INPUT RECORDS
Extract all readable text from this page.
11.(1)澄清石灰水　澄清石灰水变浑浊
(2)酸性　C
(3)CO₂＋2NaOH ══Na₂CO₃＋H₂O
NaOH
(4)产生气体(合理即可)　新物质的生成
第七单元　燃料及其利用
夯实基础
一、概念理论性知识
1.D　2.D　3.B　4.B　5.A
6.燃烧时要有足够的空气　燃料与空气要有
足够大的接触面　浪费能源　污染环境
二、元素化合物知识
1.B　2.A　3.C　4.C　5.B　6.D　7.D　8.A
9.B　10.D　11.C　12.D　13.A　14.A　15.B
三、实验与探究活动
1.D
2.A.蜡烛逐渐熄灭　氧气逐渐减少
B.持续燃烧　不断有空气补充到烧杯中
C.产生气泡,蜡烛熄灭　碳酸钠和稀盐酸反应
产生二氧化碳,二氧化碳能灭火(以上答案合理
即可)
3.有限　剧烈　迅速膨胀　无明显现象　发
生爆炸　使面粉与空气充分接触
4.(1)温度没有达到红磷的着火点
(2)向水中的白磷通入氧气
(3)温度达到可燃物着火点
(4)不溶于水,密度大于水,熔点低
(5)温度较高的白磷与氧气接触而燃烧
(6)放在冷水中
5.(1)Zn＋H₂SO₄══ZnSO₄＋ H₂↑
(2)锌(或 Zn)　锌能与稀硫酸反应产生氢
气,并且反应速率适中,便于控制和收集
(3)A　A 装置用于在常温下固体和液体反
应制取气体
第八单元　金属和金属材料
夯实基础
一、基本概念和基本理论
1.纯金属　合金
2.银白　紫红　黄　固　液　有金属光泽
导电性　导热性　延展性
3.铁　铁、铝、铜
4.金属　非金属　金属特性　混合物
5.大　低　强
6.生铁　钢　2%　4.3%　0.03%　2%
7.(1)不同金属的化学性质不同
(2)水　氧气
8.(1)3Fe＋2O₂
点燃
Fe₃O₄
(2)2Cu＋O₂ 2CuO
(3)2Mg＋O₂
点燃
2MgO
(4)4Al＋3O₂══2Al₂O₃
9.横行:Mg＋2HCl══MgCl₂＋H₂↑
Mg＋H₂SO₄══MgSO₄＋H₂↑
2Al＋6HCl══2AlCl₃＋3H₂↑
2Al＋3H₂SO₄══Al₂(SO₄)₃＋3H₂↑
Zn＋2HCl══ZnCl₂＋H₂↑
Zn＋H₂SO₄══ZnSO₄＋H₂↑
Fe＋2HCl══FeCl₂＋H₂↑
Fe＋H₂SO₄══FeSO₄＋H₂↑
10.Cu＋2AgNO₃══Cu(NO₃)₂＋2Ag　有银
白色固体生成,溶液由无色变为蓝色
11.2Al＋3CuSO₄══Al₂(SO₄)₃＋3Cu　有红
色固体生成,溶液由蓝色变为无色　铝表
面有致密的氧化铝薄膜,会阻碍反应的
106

GOAL
From the records above, extract every entry exactly as given.

EXERCISE ANSWER
Extract all readable text from this page.
11.(1)澄清石灰水　澄清石灰水变浑浊
(2)酸性　C
(3)CO₂＋2NaOH ══Na₂CO₃＋H₂O
NaOH
(4)产生气体(合理即可)　新物质的生成
第七单元　燃料及其利用
夯实基础
一、概念理论性知识
1.D　2.D　3.B　4.B　5.A
6.燃烧时要有足够的空气　燃料与空气要有
足够大的接触面　浪费能源　污染环境
二、元素化合物知识
1.B　2.A　3.C　4.C　5.B　6.D　7.D　8.A
9.B　10.D　11.C　12.D　13.A　14.A　15.B
三、实验与探究活动
1.D
2.A.蜡烛逐渐熄灭　氧气逐渐减少
B.持续燃烧　不断有空气补充到烧杯中
C.产生气泡,蜡烛熄灭　碳酸钠和稀盐酸反应
产生二氧化碳,二氧化碳能灭火(以上答案合理
即可)
3.有限　剧烈　迅速膨胀　无明显现象　发
生爆炸　使面粉与空气充分接触
4.(1)温度没有达到红磷的着火点
(2)向水中的白磷通入氧气
(3)温度达到可燃物着火点
(4)不溶于水,密度大于水,熔点低
(5)温度较高的白磷与氧气接触而燃烧
(6)放在冷水中
5.(1)Zn＋H₂SO₄══ZnSO₄＋ H₂↑
(2)锌(或 Zn)　锌能与稀硫酸反应产生氢
气,并且反应速率适中,便于控制和收集
(3)A　A 装置用于在常温下固体和液体反
应制取气体
第八单元　金属和金属材料
夯实基础
一、基本概念和基本理论
1.纯金属　合金
2.银白　紫红　黄　固　液　有金属光泽
导电性　导热性　延展性
3.铁　铁、铝、铜
4.金属　非金属　金属特性　混合物
5.大　低　强
6.生铁　钢　2%　4.3%　0.03%　2%
7.(1)不同金属的化学性质不同
(2)水　氧气
8.(1)3Fe＋2O₂
点燃
Fe₃O₄
(2)2Cu＋O₂ 2CuO
(3)2Mg＋O₂
点燃
2MgO
(4)4Al＋3O₂══2Al₂O₃
9.横行:Mg＋2HCl══MgCl₂＋H₂↑
Mg＋H₂SO₄══MgSO₄＋H₂↑
2Al＋6HCl══2AlCl₃＋3H₂↑
2Al＋3H₂SO₄══Al₂(SO₄)₃＋3H₂↑
Zn＋2HCl══ZnCl₂＋H₂↑
Zn＋H₂SO₄══ZnSO₄＋H₂↑
Fe＋2HCl══FeCl₂＋H₂↑
Fe＋H₂SO₄══FeSO₄＋H₂↑
10.Cu＋2AgNO₃══Cu(NO₃)₂＋2Ag　有银
白色固体生成,溶液由无色变为蓝色
11.2Al＋3CuSO₄══Al₂(SO₄)₃＋3Cu　有红
色固体生成,溶液由蓝色变为无色　铝表
面有致密的氧化铝薄膜,会阻碍反应的
106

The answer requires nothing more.